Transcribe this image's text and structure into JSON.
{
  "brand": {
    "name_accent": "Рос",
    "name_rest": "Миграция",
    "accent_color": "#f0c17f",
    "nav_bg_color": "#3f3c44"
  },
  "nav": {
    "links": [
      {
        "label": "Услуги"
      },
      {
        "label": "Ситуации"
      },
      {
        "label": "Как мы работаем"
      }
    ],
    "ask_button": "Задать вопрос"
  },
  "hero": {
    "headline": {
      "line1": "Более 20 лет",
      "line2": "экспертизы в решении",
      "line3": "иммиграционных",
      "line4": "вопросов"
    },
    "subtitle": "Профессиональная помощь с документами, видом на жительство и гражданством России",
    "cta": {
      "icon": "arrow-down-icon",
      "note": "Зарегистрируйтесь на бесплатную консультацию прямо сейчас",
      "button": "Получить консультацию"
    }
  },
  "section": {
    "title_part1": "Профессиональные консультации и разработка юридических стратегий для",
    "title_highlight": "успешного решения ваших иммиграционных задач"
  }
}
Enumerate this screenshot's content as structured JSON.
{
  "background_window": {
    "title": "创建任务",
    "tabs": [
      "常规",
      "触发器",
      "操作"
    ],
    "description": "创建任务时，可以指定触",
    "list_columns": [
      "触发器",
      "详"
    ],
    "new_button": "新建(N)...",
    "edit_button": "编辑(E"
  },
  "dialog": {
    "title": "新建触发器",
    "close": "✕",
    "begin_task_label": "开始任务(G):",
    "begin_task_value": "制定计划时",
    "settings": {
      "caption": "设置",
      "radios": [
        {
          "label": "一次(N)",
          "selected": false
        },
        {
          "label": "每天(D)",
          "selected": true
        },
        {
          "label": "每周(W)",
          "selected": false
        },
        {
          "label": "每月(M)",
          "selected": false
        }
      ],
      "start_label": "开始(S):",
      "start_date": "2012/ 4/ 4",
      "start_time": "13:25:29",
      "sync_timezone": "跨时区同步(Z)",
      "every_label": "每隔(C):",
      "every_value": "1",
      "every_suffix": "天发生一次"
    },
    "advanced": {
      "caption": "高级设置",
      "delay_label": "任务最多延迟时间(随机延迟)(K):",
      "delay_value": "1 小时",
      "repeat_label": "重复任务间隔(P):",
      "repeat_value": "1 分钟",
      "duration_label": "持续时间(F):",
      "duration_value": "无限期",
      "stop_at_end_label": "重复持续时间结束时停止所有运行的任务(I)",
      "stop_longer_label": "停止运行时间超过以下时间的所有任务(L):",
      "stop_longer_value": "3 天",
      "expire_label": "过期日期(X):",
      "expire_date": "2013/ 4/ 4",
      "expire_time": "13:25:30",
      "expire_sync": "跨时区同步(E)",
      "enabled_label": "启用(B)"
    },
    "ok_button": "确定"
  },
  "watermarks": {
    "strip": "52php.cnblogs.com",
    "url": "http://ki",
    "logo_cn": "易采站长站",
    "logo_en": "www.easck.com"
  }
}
==================================================
- _What this task involves_:
Print every record above exactly as written.

- _Task result_:
Transcribe this image's text and structure into JSON.
{
  "brand": {
    "name_accent": "Рос",
    "name_rest": "Миграция",
    "accent_color": "#f0c17f",
    "nav_bg_color": "#3f3c44"
  },
  "nav": {
    "links": [
      {
        "label": "Услуги"
      },
      {
        "label": "Ситуации"
      },
      {
        "label": "Как мы работаем"
      }
    ],
    "ask_button": "Задать вопрос"
  },
  "hero": {
    "headline": {
      "line1": "Более 20 лет",
      "line2": "экспертизы в решении",
      "line3": "иммиграционных",
      "line4": "вопросов"
    },
    "subtitle": "Профессиональная помощь с документами, видом на жительство и гражданством России",
    "cta": {
      "icon": "arrow-down-icon",
      "note": "Зарегистрируйтесь на бесплатную консультацию прямо сейчас",
      "button": "Получить консультацию"
    }
  },
  "section": {
    "title_part1": "Профессиональные консультации и разработка юридических стратегий для",
    "title_highlight": "успешного решения ваших иммиграционных задач"
  }
}
Enumerate this screenshot's content as structured JSON.
{
  "background_window": {
    "title": "创建任务",
    "tabs": [
      "常规",
      "触发器",
      "操作"
    ],
    "description": "创建任务时，可以指定触",
    "list_columns": [
      "触发器",
      "详"
    ],
    "new_button": "新建(N)...",
    "edit_button": "编辑(E"
  },
  "dialog": {
    "title": "新建触发器",
    "close": "✕",
    "begin_task_label": "开始任务(G):",
    "begin_task_value": "制定计划时",
    "settings": {
      "caption": "设置",
      "radios": [
        {
          "label": "一次(N)",
          "selected": false
        },
        {
          "label": "每天(D)",
          "selected": true
        },
        {
          "label": "每周(W)",
          "selected": false
        },
        {
          "label": "每月(M)",
          "selected": false
        }
      ],
      "start_label": "开始(S):",
      "start_date": "2012/ 4/ 4",
      "start_time": "13:25:29",
      "sync_timezone": "跨时区同步(Z)",
      "every_label": "每隔(C):",
      "every_value": "1",
      "every_suffix": "天发生一次"
    },
    "advanced": {
      "caption": "高级设置",
      "delay_label": "任务最多延迟时间(随机延迟)(K):",
      "delay_value": "1 小时",
      "repeat_label": "重复任务间隔(P):",
      "repeat_value": "1 分钟",
      "duration_label": "持续时间(F):",
      "duration_value": "无限期",
      "stop_at_end_label": "重复持续时间结束时停止所有运行的任务(I)",
      "stop_longer_label": "停止运行时间超过以下时间的所有任务(L):",
      "stop_longer_value": "3 天",
      "expire_label": "过期日期(X):",
      "expire_date": "2013/ 4/ 4",
      "expire_time": "13:25:30",
      "expire_sync": "跨时区同步(E)",
      "enabled_label": "启用(B)"
    },
    "ok_button": "确定"
  },
  "watermarks": {
    "strip": "52php.cnblogs.com",
    "url": "http://ki",
    "logo_cn": "易采站长站",
    "logo_en": "www.easck.com"
  }
}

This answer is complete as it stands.